## Start

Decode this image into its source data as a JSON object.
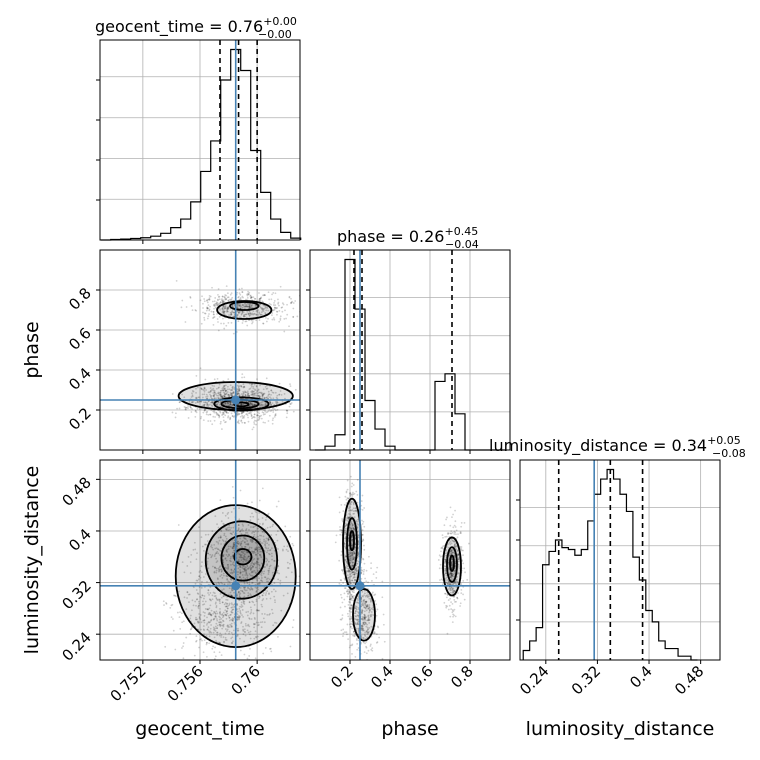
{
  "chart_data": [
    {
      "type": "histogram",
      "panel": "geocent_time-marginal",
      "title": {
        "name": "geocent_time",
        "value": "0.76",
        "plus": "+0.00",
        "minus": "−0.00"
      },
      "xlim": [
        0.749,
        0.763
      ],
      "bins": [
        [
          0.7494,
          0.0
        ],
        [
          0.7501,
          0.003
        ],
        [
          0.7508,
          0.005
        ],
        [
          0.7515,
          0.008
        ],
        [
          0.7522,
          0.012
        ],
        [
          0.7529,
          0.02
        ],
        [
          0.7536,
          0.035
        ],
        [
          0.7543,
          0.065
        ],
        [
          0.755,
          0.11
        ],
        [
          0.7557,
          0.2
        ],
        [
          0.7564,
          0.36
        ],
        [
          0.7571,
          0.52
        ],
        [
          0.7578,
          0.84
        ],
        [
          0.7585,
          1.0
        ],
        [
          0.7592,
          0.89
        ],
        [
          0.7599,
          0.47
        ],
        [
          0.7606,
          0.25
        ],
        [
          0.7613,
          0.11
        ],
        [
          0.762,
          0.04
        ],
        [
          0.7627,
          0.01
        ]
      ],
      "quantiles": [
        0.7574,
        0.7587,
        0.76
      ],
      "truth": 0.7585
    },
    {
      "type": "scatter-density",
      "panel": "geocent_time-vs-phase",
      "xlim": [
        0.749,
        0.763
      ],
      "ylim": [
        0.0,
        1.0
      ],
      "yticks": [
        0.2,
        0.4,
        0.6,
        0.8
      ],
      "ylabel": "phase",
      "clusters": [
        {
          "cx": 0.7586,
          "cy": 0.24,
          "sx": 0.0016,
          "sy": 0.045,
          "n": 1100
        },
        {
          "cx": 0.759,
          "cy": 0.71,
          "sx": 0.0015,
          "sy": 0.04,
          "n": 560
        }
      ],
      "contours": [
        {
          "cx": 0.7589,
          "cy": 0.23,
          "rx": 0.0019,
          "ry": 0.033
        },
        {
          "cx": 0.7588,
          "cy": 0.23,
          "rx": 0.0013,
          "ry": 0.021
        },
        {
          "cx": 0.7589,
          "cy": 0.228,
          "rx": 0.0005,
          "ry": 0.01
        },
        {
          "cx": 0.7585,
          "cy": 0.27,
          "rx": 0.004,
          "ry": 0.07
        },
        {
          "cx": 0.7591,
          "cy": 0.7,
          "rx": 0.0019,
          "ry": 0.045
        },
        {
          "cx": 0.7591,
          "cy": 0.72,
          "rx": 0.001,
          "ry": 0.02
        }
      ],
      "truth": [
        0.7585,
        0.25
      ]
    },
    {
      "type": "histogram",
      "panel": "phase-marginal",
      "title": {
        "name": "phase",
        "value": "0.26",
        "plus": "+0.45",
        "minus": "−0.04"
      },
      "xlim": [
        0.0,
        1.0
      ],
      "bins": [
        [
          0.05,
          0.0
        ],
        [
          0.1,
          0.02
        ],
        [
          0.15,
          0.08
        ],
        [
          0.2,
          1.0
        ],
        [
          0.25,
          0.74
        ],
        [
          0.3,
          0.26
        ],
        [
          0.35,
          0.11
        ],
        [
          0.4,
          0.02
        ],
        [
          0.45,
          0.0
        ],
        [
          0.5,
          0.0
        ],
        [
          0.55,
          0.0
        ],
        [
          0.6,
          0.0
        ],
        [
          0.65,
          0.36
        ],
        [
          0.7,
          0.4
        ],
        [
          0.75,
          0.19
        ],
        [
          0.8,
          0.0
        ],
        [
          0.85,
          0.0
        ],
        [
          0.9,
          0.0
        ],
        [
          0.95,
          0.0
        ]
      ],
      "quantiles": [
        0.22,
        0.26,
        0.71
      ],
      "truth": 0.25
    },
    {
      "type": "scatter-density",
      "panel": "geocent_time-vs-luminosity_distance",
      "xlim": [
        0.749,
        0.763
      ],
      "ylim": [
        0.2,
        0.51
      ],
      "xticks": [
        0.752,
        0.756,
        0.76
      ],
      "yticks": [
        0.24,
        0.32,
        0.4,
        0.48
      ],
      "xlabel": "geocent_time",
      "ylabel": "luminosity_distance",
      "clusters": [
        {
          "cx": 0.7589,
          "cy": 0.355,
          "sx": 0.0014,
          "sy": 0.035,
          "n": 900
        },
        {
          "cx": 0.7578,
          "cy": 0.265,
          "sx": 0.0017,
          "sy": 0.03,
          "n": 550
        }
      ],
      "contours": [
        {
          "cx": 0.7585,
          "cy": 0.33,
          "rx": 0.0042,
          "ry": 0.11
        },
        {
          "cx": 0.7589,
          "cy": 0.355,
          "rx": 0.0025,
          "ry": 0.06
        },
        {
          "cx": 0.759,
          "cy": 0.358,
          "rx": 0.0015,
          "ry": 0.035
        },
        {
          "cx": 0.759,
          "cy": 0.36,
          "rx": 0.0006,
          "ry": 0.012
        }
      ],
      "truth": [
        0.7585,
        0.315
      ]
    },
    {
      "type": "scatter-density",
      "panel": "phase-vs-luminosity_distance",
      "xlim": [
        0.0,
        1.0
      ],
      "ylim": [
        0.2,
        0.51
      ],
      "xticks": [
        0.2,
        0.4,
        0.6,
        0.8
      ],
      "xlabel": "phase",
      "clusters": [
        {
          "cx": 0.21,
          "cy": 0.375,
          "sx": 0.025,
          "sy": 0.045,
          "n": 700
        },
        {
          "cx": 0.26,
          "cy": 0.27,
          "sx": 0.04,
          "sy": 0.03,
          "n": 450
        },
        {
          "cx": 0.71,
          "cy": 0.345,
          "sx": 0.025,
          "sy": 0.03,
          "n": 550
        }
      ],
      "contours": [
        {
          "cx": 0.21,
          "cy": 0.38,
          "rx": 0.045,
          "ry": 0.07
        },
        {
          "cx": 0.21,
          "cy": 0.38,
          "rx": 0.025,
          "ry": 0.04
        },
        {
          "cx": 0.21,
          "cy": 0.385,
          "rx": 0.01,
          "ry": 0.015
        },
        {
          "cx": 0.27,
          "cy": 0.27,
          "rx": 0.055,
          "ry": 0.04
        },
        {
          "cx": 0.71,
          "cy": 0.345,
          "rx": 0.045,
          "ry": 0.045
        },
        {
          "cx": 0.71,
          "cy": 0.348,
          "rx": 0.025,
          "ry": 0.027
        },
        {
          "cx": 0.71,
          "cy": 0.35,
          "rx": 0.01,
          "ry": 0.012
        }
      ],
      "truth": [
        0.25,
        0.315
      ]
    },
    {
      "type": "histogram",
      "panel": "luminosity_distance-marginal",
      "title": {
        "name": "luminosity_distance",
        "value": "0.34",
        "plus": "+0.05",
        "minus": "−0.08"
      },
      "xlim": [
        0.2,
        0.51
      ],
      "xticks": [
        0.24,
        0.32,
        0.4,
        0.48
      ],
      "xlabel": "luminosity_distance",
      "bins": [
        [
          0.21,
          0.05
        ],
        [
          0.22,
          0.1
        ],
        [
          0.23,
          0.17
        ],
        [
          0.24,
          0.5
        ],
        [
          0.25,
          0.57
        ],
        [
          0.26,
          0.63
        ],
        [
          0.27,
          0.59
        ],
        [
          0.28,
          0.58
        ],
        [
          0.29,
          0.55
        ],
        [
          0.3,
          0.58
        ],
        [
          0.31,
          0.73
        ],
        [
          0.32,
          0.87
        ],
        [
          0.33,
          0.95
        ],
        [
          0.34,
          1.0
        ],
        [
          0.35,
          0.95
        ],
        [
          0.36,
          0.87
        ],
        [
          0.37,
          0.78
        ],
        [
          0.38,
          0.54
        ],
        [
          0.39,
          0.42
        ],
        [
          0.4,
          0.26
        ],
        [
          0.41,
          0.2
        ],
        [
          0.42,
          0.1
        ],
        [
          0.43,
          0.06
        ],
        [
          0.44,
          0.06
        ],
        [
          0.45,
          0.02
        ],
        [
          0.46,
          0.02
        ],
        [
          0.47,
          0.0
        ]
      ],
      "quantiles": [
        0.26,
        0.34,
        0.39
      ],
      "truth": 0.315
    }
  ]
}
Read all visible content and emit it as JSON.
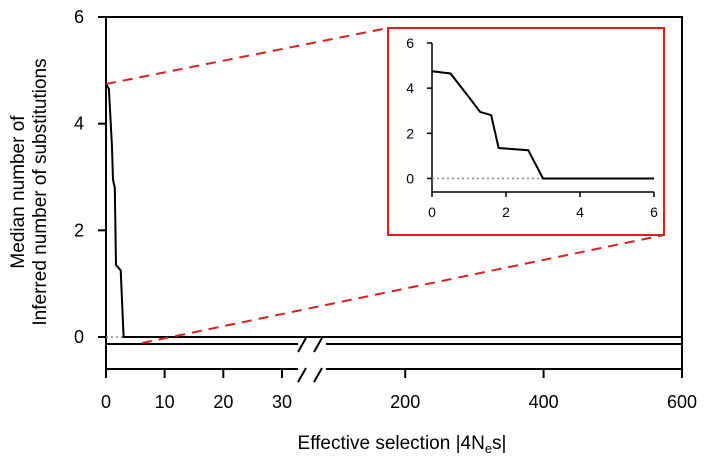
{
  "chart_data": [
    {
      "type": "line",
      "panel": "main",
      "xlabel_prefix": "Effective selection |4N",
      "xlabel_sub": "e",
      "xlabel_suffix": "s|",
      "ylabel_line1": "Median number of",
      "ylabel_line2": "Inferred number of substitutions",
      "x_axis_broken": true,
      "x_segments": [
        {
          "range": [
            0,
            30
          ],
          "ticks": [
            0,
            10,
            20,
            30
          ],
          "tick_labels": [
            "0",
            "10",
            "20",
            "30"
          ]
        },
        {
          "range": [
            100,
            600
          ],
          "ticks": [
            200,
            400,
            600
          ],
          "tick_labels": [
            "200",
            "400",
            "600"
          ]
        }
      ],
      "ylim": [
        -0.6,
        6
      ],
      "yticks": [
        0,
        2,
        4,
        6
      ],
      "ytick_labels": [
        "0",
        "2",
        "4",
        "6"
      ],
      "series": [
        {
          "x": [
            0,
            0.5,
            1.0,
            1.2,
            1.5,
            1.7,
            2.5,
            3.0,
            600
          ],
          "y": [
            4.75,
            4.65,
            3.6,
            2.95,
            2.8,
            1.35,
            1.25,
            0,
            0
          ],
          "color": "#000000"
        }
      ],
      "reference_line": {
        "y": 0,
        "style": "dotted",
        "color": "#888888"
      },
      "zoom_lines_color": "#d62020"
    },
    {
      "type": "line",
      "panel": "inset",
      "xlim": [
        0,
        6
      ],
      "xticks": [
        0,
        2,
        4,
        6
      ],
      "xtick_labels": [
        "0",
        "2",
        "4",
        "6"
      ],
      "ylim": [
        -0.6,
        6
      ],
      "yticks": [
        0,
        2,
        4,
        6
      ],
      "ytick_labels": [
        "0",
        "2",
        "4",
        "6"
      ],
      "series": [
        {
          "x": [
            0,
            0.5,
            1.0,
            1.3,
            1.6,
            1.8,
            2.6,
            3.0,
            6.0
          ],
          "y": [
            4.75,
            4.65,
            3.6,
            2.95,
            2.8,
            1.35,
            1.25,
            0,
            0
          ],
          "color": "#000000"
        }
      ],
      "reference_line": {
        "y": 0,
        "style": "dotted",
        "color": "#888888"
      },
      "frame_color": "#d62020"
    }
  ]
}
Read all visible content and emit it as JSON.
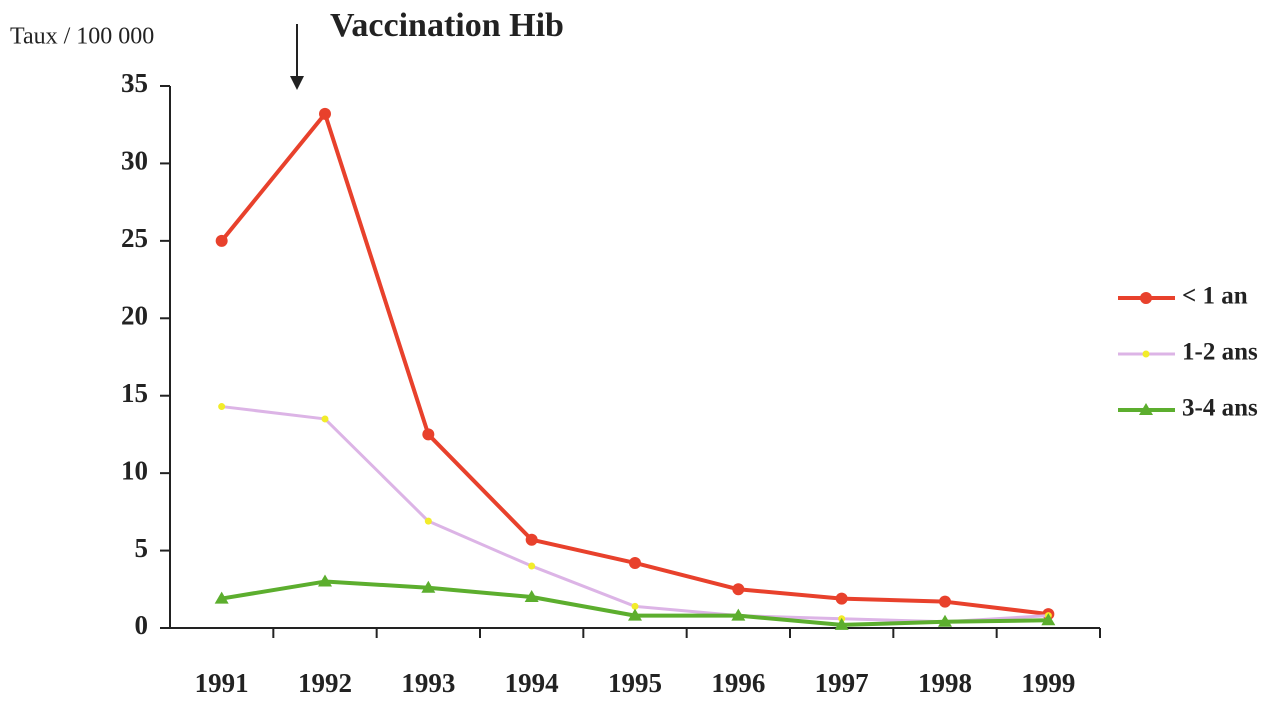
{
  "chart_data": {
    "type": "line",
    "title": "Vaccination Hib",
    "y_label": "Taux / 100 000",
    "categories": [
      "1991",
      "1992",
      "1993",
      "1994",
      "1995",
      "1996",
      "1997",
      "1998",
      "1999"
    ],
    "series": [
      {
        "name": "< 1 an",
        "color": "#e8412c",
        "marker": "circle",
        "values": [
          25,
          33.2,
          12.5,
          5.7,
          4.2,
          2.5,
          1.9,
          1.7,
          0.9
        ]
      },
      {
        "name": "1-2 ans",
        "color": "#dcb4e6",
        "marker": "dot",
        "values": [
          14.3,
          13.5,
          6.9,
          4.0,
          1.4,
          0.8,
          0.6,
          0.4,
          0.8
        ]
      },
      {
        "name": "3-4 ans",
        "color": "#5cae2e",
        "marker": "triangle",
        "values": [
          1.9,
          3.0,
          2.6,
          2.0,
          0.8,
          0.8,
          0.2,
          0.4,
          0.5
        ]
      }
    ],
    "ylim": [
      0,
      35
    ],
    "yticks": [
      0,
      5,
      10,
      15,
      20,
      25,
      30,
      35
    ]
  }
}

## End

Problem statement
Show the lines of the material that contain the word "marginal".

Reply
      "panel": "geocent_time-marginal",
      "panel": "phase-marginal",
      "panel": "luminosity_distance-marginal",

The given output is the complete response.